═════ Source data
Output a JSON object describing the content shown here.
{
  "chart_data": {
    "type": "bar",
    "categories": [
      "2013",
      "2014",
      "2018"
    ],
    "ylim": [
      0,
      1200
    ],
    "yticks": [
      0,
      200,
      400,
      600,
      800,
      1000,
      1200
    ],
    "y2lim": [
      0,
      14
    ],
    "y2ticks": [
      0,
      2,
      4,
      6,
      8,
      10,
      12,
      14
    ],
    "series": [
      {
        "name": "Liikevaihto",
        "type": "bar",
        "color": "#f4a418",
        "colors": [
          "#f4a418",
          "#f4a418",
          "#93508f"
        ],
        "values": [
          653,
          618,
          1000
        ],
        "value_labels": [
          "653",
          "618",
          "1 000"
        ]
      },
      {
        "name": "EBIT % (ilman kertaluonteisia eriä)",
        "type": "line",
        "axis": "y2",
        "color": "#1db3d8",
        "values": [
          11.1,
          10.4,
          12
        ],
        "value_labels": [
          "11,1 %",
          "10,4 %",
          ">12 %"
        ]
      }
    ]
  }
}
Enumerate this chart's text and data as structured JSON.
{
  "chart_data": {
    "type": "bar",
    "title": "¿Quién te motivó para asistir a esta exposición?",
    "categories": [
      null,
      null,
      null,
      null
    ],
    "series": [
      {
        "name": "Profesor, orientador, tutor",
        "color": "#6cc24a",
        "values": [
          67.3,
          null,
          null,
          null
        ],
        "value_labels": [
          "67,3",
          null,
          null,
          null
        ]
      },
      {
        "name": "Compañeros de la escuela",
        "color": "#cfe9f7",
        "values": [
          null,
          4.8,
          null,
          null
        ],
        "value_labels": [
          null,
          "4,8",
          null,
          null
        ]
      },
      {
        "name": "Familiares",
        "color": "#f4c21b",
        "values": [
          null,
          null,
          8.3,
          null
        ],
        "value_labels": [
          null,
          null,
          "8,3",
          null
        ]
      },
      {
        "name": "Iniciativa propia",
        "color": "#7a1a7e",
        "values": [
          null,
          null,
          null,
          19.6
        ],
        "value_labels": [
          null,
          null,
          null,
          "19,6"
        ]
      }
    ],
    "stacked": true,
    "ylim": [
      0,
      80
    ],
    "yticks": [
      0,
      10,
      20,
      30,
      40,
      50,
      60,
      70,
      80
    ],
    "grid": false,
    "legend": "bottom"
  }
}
══════════
═════ Source data
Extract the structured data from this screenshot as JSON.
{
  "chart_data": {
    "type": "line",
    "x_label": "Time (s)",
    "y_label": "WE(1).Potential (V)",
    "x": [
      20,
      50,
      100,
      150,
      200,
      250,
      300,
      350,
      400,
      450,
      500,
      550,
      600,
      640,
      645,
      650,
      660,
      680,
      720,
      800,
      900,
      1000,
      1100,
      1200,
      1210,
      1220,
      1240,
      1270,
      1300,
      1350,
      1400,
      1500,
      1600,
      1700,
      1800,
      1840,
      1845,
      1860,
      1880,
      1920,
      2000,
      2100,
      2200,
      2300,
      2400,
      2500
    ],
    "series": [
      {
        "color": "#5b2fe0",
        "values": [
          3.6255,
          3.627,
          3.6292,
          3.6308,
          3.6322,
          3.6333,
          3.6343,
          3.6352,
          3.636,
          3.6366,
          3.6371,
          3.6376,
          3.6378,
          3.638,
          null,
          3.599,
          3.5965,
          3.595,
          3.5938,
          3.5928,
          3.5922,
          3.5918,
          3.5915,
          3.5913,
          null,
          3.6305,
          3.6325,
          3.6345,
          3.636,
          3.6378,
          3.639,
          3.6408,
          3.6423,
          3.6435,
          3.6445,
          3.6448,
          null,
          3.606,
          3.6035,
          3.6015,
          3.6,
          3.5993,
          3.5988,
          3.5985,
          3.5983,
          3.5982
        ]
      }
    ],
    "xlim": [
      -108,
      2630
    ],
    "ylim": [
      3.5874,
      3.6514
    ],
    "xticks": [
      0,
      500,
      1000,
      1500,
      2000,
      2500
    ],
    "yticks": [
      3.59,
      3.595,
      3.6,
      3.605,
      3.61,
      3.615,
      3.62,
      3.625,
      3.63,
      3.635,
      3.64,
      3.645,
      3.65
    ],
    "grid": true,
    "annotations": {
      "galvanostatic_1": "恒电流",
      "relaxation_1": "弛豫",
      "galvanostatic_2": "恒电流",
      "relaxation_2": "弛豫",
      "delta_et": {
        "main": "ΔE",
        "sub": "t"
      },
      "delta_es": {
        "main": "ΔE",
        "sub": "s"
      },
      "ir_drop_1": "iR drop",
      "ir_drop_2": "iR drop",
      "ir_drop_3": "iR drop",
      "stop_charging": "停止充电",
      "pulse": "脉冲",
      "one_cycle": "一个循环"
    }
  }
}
══════════
═════ Source data
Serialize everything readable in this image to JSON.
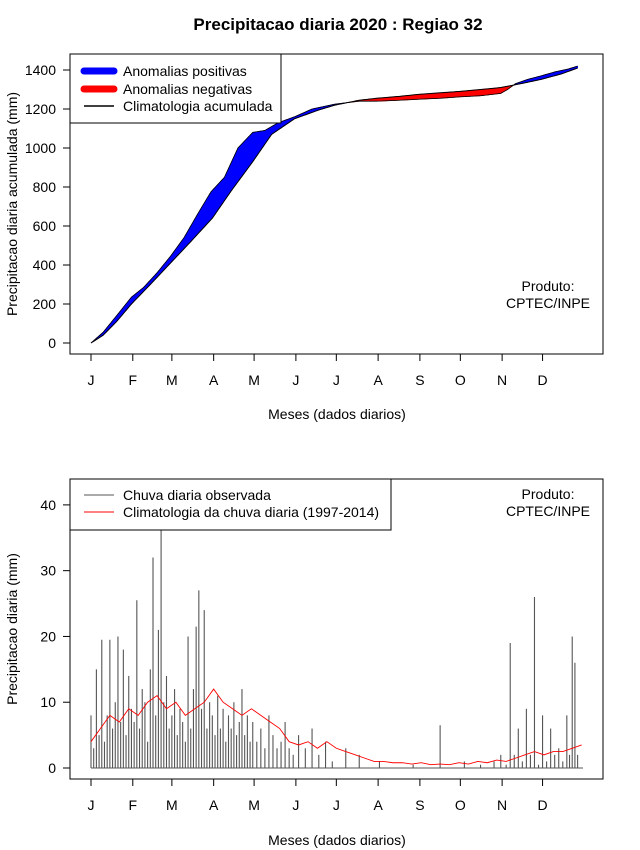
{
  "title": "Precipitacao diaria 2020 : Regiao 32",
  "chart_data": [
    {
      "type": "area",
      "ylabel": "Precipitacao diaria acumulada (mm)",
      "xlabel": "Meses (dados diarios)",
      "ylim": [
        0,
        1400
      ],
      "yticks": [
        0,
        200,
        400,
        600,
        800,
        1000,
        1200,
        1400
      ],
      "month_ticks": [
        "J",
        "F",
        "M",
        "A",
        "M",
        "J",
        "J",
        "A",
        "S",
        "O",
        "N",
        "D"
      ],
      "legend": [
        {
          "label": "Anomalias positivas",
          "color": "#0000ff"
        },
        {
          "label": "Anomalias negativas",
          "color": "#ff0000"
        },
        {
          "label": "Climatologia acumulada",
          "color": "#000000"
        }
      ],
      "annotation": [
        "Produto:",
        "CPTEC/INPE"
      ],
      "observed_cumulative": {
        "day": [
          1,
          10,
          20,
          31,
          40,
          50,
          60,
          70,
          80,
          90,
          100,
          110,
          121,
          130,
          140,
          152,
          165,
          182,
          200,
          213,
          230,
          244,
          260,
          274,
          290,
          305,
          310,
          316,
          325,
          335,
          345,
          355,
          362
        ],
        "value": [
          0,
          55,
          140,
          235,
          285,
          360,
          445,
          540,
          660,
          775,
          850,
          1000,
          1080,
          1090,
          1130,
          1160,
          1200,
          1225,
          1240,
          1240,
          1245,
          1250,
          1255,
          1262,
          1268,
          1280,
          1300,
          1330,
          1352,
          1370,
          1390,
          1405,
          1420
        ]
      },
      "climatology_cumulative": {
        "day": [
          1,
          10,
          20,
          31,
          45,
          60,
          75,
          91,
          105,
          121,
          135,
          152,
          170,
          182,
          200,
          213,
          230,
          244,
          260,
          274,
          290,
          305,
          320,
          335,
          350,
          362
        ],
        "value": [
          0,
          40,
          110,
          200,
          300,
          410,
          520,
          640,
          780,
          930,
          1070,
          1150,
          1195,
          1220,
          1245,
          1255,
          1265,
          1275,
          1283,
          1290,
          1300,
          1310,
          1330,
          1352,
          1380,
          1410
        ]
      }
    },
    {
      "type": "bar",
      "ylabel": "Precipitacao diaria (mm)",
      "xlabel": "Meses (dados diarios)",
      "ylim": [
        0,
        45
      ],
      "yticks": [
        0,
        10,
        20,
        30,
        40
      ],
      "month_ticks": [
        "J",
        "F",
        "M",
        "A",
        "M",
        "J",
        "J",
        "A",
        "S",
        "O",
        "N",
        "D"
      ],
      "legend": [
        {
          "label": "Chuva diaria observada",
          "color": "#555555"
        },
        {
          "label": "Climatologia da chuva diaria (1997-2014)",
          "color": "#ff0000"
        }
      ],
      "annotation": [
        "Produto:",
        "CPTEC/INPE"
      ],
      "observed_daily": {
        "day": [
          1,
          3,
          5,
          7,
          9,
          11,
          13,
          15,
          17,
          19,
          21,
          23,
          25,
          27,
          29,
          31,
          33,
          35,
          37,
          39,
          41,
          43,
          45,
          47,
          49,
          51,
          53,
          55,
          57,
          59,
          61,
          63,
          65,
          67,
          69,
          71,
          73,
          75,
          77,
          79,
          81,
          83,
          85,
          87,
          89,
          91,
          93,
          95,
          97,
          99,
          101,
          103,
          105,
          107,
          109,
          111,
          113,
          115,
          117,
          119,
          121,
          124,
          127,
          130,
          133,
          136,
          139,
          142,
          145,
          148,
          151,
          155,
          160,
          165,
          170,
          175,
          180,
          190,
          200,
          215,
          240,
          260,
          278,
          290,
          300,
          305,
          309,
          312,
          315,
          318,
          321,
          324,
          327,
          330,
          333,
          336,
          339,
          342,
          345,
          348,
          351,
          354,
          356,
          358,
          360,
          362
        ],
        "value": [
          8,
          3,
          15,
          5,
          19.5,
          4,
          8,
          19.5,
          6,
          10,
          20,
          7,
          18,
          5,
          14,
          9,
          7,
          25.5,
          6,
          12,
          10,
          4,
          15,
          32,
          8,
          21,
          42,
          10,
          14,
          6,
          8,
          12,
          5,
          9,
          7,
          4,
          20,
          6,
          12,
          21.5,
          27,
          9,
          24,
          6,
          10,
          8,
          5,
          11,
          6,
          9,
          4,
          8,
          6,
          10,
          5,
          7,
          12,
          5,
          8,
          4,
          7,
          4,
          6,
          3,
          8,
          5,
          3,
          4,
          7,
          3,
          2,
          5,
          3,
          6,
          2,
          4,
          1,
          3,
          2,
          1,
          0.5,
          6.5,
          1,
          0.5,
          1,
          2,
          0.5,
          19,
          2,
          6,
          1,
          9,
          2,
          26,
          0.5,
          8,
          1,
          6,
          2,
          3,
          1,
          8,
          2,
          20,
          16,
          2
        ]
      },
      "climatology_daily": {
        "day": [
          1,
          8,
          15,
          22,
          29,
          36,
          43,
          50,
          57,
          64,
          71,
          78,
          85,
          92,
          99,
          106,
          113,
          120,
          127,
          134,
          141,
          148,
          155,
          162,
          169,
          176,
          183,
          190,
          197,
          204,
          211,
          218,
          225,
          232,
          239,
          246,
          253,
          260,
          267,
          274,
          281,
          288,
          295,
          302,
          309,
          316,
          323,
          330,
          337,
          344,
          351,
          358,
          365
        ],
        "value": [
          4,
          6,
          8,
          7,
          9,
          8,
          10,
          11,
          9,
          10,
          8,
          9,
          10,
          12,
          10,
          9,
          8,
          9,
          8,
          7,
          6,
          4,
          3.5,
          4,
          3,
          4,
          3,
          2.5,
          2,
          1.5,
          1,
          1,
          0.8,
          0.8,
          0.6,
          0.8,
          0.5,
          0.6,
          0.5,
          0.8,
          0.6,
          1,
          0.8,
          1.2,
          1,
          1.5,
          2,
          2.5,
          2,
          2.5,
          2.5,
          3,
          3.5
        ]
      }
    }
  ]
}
══════════
Aim
For each line of the listing that holds the word "Climatologia", show that line.

Finished task
          "label": "Climatologia acumulada",
          "label": "Climatologia da chuva diaria (1997-2014)",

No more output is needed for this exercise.